*Exercise requirements*.
Reproduce the data below line for line, without changing anything.

*Input for this task*.
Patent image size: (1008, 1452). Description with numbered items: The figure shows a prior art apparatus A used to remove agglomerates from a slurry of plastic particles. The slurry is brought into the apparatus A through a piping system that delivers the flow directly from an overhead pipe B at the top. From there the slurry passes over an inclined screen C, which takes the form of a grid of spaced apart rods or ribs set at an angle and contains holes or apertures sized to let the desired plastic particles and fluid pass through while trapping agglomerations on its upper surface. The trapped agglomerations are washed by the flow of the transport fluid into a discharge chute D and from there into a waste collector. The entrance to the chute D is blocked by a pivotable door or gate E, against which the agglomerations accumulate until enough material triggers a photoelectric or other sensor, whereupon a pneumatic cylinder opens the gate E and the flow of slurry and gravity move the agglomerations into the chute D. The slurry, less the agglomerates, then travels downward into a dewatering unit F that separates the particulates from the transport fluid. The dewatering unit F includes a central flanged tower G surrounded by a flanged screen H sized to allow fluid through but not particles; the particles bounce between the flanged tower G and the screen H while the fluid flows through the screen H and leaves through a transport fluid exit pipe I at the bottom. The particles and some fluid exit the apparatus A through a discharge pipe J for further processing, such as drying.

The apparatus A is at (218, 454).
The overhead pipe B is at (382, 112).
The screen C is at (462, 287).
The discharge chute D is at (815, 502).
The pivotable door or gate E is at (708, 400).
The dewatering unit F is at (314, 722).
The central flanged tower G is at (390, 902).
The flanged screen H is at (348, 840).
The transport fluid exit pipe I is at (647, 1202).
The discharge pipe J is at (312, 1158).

*Solution to this task*.
Patent image size: (1008, 1452). Description with numbered items: The figure shows a prior art apparatus A used to remove agglomerates from a slurry of plastic particles. The slurry is brought into the apparatus A through a piping system that delivers the flow directly from an overhead pipe B at the top. From there the slurry passes over an inclined screen C, which takes the form of a grid of spaced apart rods or ribs set at an angle and contains holes or apertures sized to let the desired plastic particles and fluid pass through while trapping agglomerations on its upper surface. The trapped agglomerations are washed by the flow of the transport fluid into a discharge chute D and from there into a waste collector. The entrance to the chute D is blocked by a pivotable door or gate E, against which the agglomerations accumulate until enough material triggers a photoelectric or other sensor, whereupon a pneumatic cylinder opens the gate E and the flow of slurry and gravity move the agglomerations into the chute D. The slurry, less the agglomerates, then travels downward into a dewatering unit F that separates the particulates from the transport fluid. The dewatering unit F includes a central flanged tower G surrounded by a flanged screen H sized to allow fluid through but not particles; the particles bounce between the flanged tower G and the screen H while the fluid flows through the screen H and leaves through a transport fluid exit pipe I at the bottom. The particles and some fluid exit the apparatus A through a discharge pipe J for further processing, such as drying.

The apparatus A is at (218, 454).
The overhead pipe B is at (382, 112).
The screen C is at (462, 287).
The discharge chute D is at (815, 502).
The pivotable door or gate E is at (708, 400).
The dewatering unit F is at (314, 722).
The central flanged tower G is at (390, 902).
The flanged screen H is at (348, 840).
The transport fluid exit pipe I is at (647, 1202).
The discharge pipe J is at (312, 1158).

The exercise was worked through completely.